- [Material shown]
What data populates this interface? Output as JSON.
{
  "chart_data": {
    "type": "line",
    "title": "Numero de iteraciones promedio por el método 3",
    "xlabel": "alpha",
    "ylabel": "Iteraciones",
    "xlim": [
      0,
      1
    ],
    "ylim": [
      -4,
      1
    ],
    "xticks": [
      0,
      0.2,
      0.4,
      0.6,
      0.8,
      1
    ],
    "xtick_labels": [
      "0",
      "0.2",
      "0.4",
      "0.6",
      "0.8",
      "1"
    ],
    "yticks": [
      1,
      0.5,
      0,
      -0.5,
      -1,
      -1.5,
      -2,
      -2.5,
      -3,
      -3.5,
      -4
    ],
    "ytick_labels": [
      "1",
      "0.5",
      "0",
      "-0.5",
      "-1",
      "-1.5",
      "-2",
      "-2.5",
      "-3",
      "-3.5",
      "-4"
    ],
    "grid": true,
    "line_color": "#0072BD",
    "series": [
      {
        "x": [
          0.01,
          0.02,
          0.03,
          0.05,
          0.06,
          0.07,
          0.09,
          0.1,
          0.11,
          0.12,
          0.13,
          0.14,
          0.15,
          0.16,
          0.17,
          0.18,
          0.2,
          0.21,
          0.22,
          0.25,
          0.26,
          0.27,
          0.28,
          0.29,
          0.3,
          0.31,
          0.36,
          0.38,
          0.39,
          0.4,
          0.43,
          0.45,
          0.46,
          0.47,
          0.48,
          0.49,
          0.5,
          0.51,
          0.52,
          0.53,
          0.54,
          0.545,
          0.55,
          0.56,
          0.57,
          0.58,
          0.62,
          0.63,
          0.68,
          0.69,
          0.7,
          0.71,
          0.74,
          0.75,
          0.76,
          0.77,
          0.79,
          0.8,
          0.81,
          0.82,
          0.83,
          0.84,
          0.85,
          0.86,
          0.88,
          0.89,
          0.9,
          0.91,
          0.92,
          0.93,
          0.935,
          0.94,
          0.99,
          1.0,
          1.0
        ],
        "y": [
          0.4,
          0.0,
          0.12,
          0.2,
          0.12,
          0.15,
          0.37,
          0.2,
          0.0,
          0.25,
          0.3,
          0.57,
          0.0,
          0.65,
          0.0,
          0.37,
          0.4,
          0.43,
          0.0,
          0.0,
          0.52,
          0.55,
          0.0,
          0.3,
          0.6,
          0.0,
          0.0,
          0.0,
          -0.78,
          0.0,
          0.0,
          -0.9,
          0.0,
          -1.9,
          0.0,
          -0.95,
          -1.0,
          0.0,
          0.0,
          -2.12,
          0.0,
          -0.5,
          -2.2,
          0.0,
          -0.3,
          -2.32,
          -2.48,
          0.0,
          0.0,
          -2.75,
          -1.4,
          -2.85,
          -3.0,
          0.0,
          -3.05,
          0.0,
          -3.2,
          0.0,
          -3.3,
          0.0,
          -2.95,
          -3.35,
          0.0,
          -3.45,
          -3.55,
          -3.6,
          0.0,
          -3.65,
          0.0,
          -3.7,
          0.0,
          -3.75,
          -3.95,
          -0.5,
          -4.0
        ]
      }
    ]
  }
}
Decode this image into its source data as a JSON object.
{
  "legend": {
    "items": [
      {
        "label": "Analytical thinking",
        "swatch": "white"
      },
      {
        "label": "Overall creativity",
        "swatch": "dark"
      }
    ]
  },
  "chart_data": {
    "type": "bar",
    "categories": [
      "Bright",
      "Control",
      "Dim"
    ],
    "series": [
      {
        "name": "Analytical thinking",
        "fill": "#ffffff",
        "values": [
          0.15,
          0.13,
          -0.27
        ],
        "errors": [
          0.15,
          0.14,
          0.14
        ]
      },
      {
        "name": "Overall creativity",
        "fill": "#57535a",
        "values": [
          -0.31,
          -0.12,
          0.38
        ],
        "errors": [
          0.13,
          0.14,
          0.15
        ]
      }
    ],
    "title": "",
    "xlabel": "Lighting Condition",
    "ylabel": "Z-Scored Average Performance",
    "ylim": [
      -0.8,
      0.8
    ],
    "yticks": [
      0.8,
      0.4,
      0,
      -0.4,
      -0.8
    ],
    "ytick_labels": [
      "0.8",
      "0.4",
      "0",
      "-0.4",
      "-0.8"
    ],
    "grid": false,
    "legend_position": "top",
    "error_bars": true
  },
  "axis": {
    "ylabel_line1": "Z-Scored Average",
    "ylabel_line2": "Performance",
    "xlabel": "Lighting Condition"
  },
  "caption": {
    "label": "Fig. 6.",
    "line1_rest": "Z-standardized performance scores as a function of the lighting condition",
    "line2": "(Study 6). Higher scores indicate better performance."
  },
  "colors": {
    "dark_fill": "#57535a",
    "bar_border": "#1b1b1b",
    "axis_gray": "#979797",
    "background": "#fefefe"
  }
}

- [What is needed]
Output the entries exactly.

- [Task output]
What data populates this interface? Output as JSON.
{
  "chart_data": {
    "type": "line",
    "title": "Numero de iteraciones promedio por el método 3",
    "xlabel": "alpha",
    "ylabel": "Iteraciones",
    "xlim": [
      0,
      1
    ],
    "ylim": [
      -4,
      1
    ],
    "xticks": [
      0,
      0.2,
      0.4,
      0.6,
      0.8,
      1
    ],
    "xtick_labels": [
      "0",
      "0.2",
      "0.4",
      "0.6",
      "0.8",
      "1"
    ],
    "yticks": [
      1,
      0.5,
      0,
      -0.5,
      -1,
      -1.5,
      -2,
      -2.5,
      -3,
      -3.5,
      -4
    ],
    "ytick_labels": [
      "1",
      "0.5",
      "0",
      "-0.5",
      "-1",
      "-1.5",
      "-2",
      "-2.5",
      "-3",
      "-3.5",
      "-4"
    ],
    "grid": true,
    "line_color": "#0072BD",
    "series": [
      {
        "x": [
          0.01,
          0.02,
          0.03,
          0.05,
          0.06,
          0.07,
          0.09,
          0.1,
          0.11,
          0.12,
          0.13,
          0.14,
          0.15,
          0.16,
          0.17,
          0.18,
          0.2,
          0.21,
          0.22,
          0.25,
          0.26,
          0.27,
          0.28,
          0.29,
          0.3,
          0.31,
          0.36,
          0.38,
          0.39,
          0.4,
          0.43,
          0.45,
          0.46,
          0.47,
          0.48,
          0.49,
          0.5,
          0.51,
          0.52,
          0.53,
          0.54,
          0.545,
          0.55,
          0.56,
          0.57,
          0.58,
          0.62,
          0.63,
          0.68,
          0.69,
          0.7,
          0.71,
          0.74,
          0.75,
          0.76,
          0.77,
          0.79,
          0.8,
          0.81,
          0.82,
          0.83,
          0.84,
          0.85,
          0.86,
          0.88,
          0.89,
          0.9,
          0.91,
          0.92,
          0.93,
          0.935,
          0.94,
          0.99,
          1.0,
          1.0
        ],
        "y": [
          0.4,
          0.0,
          0.12,
          0.2,
          0.12,
          0.15,
          0.37,
          0.2,
          0.0,
          0.25,
          0.3,
          0.57,
          0.0,
          0.65,
          0.0,
          0.37,
          0.4,
          0.43,
          0.0,
          0.0,
          0.52,
          0.55,
          0.0,
          0.3,
          0.6,
          0.0,
          0.0,
          0.0,
          -0.78,
          0.0,
          0.0,
          -0.9,
          0.0,
          -1.9,
          0.0,
          -0.95,
          -1.0,
          0.0,
          0.0,
          -2.12,
          0.0,
          -0.5,
          -2.2,
          0.0,
          -0.3,
          -2.32,
          -2.48,
          0.0,
          0.0,
          -2.75,
          -1.4,
          -2.85,
          -3.0,
          0.0,
          -3.05,
          0.0,
          -3.2,
          0.0,
          -3.3,
          0.0,
          -2.95,
          -3.35,
          0.0,
          -3.45,
          -3.55,
          -3.6,
          0.0,
          -3.65,
          0.0,
          -3.7,
          0.0,
          -3.75,
          -3.95,
          -0.5,
          -4.0
        ]
      }
    ]
  }
}
Decode this image into its source data as a JSON object.
{
  "legend": {
    "items": [
      {
        "label": "Analytical thinking",
        "swatch": "white"
      },
      {
        "label": "Overall creativity",
        "swatch": "dark"
      }
    ]
  },
  "chart_data": {
    "type": "bar",
    "categories": [
      "Bright",
      "Control",
      "Dim"
    ],
    "series": [
      {
        "name": "Analytical thinking",
        "fill": "#ffffff",
        "values": [
          0.15,
          0.13,
          -0.27
        ],
        "errors": [
          0.15,
          0.14,
          0.14
        ]
      },
      {
        "name": "Overall creativity",
        "fill": "#57535a",
        "values": [
          -0.31,
          -0.12,
          0.38
        ],
        "errors": [
          0.13,
          0.14,
          0.15
        ]
      }
    ],
    "title": "",
    "xlabel": "Lighting Condition",
    "ylabel": "Z-Scored Average Performance",
    "ylim": [
      -0.8,
      0.8
    ],
    "yticks": [
      0.8,
      0.4,
      0,
      -0.4,
      -0.8
    ],
    "ytick_labels": [
      "0.8",
      "0.4",
      "0",
      "-0.4",
      "-0.8"
    ],
    "grid": false,
    "legend_position": "top",
    "error_bars": true
  },
  "axis": {
    "ylabel_line1": "Z-Scored Average",
    "ylabel_line2": "Performance",
    "xlabel": "Lighting Condition"
  },
  "caption": {
    "label": "Fig. 6.",
    "line1_rest": "Z-standardized performance scores as a function of the lighting condition",
    "line2": "(Study 6). Higher scores indicate better performance."
  },
  "colors": {
    "dark_fill": "#57535a",
    "bar_border": "#1b1b1b",
    "axis_gray": "#979797",
    "background": "#fefefe"
  }
}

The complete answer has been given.